* Task prompt *
If a line in the entries includes "Winston", show that line.

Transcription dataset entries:
○ ○ ○ ○ ○ ○ ○

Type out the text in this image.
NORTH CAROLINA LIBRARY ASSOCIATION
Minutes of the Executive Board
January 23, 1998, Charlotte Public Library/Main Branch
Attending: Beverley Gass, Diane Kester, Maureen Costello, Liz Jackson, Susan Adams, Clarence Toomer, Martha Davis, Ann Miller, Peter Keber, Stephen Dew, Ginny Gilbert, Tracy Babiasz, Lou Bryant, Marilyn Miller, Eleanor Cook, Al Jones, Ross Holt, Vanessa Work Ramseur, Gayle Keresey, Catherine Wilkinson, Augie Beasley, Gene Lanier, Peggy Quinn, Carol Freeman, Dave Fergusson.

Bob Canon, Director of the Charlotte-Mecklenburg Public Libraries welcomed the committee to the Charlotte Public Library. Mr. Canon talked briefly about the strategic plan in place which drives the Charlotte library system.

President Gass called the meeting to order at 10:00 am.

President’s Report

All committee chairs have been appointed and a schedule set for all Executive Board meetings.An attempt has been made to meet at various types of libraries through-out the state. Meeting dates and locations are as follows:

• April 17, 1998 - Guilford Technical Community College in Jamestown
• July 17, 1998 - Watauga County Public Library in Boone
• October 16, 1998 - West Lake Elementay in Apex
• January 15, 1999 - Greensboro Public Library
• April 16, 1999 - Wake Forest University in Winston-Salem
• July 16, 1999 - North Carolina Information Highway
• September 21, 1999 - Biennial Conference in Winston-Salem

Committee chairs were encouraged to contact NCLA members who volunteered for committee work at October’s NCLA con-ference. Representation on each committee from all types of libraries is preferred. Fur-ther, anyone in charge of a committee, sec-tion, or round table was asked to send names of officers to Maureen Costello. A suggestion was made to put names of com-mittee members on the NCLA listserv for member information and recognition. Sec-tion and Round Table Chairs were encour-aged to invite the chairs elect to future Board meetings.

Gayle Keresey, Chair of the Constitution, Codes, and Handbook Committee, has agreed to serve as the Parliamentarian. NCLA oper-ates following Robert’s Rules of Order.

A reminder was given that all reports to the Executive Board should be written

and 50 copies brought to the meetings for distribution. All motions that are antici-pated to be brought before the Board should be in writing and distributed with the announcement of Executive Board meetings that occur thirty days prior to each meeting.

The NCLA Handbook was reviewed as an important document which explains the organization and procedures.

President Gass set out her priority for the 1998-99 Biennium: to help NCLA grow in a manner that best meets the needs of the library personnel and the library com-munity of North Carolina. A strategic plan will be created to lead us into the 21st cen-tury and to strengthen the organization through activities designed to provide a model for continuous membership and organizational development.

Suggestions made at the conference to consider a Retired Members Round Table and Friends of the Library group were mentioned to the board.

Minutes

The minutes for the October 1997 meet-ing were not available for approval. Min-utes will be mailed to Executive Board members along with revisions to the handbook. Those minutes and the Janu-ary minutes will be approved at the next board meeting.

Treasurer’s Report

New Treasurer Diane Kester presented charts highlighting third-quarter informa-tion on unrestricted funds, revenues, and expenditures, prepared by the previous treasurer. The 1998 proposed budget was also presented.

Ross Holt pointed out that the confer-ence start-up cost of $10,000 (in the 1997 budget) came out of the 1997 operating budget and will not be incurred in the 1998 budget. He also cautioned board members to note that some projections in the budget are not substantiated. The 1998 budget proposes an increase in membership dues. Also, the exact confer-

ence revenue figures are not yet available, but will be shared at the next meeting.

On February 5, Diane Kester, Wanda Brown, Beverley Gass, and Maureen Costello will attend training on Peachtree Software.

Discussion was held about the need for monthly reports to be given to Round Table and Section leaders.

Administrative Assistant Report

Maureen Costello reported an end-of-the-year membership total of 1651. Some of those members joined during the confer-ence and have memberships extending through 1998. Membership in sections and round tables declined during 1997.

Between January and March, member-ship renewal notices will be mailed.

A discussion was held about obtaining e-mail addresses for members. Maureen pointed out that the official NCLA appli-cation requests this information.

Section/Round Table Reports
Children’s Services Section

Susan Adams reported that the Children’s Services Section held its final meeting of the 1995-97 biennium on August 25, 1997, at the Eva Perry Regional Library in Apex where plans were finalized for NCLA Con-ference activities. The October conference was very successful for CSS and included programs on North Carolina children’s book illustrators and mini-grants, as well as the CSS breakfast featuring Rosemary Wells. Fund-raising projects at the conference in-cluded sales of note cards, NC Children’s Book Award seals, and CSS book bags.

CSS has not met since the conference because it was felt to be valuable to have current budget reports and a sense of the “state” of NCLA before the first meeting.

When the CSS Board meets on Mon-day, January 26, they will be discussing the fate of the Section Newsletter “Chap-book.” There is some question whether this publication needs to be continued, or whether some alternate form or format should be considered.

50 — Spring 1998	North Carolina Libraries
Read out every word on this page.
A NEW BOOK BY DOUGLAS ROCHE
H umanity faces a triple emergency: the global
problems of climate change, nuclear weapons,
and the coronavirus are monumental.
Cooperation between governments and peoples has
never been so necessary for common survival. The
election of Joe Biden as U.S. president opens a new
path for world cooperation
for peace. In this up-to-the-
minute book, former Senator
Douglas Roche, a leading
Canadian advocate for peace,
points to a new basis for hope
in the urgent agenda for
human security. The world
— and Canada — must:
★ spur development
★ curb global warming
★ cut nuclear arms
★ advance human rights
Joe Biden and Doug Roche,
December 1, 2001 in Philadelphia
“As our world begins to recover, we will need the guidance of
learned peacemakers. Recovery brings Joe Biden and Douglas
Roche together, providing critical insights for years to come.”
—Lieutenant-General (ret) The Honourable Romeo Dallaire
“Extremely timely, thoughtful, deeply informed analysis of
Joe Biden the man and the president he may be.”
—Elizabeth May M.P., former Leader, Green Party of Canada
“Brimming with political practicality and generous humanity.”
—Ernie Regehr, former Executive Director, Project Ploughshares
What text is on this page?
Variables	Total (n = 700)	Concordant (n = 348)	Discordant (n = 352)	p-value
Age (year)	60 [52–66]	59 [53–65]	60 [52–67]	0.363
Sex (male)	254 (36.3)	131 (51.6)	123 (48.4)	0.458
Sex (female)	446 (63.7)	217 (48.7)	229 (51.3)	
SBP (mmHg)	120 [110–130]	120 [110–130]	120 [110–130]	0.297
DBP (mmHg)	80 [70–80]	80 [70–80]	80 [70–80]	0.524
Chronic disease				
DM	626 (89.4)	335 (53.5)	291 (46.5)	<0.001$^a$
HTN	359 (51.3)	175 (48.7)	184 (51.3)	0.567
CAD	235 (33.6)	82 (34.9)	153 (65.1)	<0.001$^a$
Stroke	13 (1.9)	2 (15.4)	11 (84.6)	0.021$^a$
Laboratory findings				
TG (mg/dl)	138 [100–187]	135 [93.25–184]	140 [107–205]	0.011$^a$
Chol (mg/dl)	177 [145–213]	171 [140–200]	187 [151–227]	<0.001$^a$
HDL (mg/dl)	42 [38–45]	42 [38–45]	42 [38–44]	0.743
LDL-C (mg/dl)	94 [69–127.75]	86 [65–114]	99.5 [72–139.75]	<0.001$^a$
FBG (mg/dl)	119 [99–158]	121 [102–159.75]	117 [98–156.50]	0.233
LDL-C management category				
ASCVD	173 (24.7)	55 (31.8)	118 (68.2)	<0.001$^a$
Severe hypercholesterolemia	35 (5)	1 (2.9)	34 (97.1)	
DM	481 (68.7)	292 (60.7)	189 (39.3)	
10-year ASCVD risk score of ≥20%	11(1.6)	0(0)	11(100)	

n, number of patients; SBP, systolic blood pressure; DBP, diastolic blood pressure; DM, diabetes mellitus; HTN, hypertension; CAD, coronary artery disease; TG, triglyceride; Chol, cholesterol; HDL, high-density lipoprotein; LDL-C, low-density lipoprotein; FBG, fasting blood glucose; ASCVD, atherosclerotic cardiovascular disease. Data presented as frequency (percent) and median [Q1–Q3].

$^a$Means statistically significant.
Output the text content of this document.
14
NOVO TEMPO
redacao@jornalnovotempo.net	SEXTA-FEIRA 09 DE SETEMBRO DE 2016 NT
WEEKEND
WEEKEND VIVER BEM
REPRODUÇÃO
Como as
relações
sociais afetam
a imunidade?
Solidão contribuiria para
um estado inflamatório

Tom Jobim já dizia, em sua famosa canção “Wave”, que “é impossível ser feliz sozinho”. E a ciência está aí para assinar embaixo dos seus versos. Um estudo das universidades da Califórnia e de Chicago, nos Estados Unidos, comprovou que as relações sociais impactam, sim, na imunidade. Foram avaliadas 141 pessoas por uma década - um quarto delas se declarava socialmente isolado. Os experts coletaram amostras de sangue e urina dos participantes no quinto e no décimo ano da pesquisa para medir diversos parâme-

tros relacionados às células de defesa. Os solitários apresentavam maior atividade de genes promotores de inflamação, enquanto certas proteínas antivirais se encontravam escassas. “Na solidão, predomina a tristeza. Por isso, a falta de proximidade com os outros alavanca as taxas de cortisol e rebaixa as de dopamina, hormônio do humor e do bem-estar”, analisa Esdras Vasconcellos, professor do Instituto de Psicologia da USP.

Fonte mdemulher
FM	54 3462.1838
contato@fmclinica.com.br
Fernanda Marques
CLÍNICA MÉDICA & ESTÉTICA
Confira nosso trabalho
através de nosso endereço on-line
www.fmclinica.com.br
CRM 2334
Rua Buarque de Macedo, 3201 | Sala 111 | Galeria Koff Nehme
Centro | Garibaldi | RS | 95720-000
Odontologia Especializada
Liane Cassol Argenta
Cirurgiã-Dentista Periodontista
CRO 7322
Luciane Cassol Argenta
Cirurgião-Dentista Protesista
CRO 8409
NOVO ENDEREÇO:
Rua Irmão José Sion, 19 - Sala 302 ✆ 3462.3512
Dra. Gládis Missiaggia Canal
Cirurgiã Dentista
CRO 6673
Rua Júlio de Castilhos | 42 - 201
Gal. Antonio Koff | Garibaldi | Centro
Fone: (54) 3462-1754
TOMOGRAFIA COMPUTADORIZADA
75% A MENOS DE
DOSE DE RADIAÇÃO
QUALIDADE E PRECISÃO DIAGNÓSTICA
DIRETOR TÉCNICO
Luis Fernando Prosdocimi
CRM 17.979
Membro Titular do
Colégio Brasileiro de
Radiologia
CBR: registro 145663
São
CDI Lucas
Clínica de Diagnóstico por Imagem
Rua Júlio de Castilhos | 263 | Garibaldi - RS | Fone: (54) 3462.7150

○ ○ ○ ○ ○ ○ ○

* Worked solution *
• April 16, 1999 - Wake Forest University in Winston-Salem
• September 21, 1999 - Biennial Conference in Winston-Salem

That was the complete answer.